* begin Reading text *

2.      Freedom to inform the public true facts without fear or favor.
3.      Right to have free access to sources of information.
Sit William Scrogg who became Lord Chief Justice in 1678, had pronounced a judgment that to publish a newspaper was illegal as, according to him, manifested an intention to commit breach of the peace. On 24th February 1703 Daniel Defoe was fined 200 Marks and condemned to be pillared thrice to be imprisoned indefinitely and to find sureties for his good behaviors during seven years for writing an anonymous pamphlet called “shortest way with dissenters”. Thus Press and Judiciary have maintained born rivalry in the earlier periods. The numerous contempt proceedings against press during the pre-independence and post-independence  periods also prove that rivalry.
Though freedom of press has not been recognized as such in Indian Constitution, the Indian courts have read this freedom under freedom of speech and expression under Article 19(1)(a) as in Romesh Thappar v. State of Madras, AIR 1950 SC 124. Supreme Court in Maneka Gandhi v. Union of India AIR 1978 SC 597 observed that “to be a fundamental right it is not necessary that a right must be specifically mentioned in a particular article specifically, it may be a fundamental right if it is an integral part of a named fundamental right or parties of the same basic nature and character as that fundamental right. Every activity, which facilitates the exercise of the named fundamental right, may be considered integral part of that right and hence be a fundamental right-freedom of press in Article 19.”

* end Reading text *

→ **Stated problem 1**
In the press freedom passage, how much was Daniel Defoe fined on 24th February 1703?
→ **Stated problem 2**
Carry on the press freedom passage from its last sentence.

* begin Dataset content *

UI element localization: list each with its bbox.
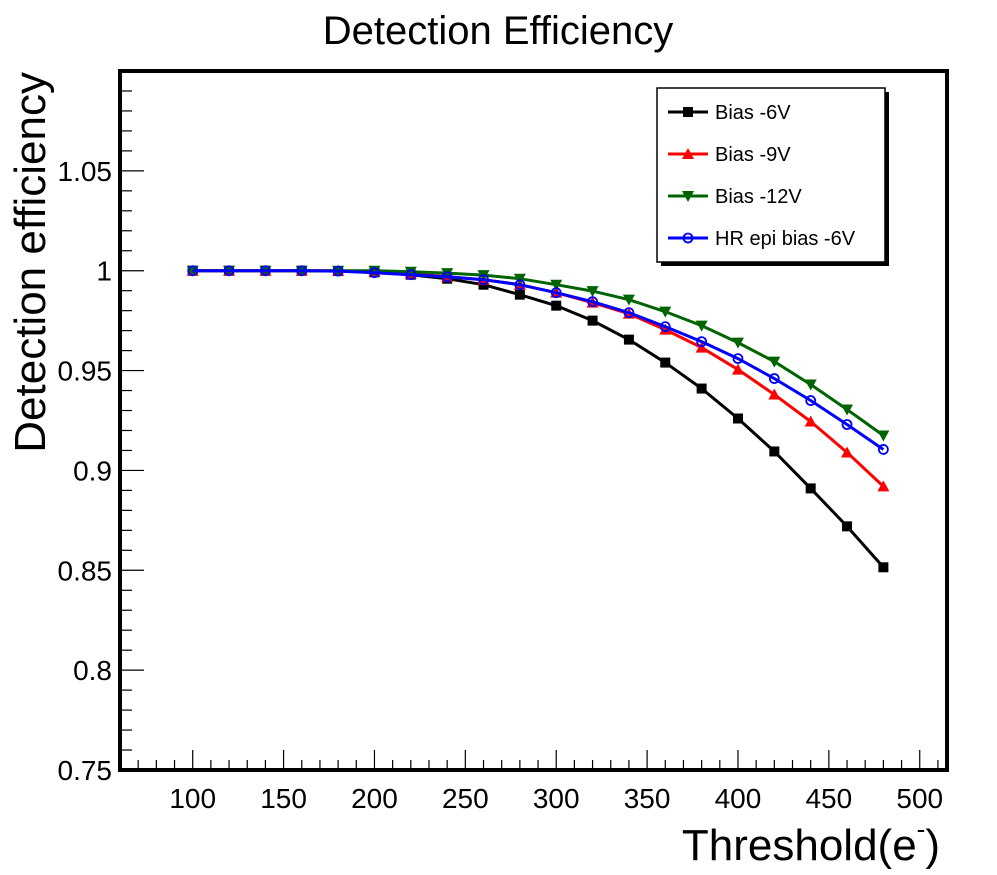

* end Dataset content *

→ **Response 1**
200 Marks

→ **Response 2**
But the freedom of press impliedly provided under Article 19(1)(a) is not absolute. As per Article 19 (2), it is liable to reasonable restrictions as imposed by an existing law or a law to be made by a state on various grounds like
a) sovereignty and integrity of India
b) the security of the state
c) friendly relations with foreign states
d) public order
e) decency or morality
f) or in relation with contempt of court and g) defamation or incitement to an offence.
It is this nexus between freedom of press as impliedly provided in Article 19(1)(a) and its restriction based upon contempt of court that is conflicted and adjudged in favour of the judiciary.

07. Some Recent Case Laws

1. In Re Arundhati Roy AIR 2002 SC 1375

The Court said in Naramada Bachao Andolan Vs Union of India (1999) 8 SCC 308 that court's shoulders are broad enough to shrug off their comments and because the focus should not shift from the resettlement and rehabilitation of the oustees, no action in contempt be taken against them. But in In Re Arundhati Roy Supre Court sentenced Arundhati for simple imprisonment for one day and to pay a fine of Rs.2,000/-. Supreme Court held in this case that Contempt of Court Act was constitutionally valid.
2. Court on Its Own Motion v. M.K. Tayal and Others (2007): MANU/DE/8520/2007
Mid-Day published an article with a cartoon which alleged that Justice Y.K. Sabharwal, a former Chief Justice of India had headed a Supreme Court bench which passed certain orders in the matter of sealing off commercial establishments in residential areas even though the sons of the Chief Justice had a vested interest in those commercial establishments. The Delhi High Court took suo moto cognizance of the matter and the newspaper’s editor, publisher, resident editor, and cartoonist were held guilty of contempt of court. However in Vitusah Oberoi & Ors v. Court on Its Own Motion in Criminal Appeal No.1234 OF 2007 acquitted the accused only because the High Court cannot decide the matter of a Supreme Court Judge.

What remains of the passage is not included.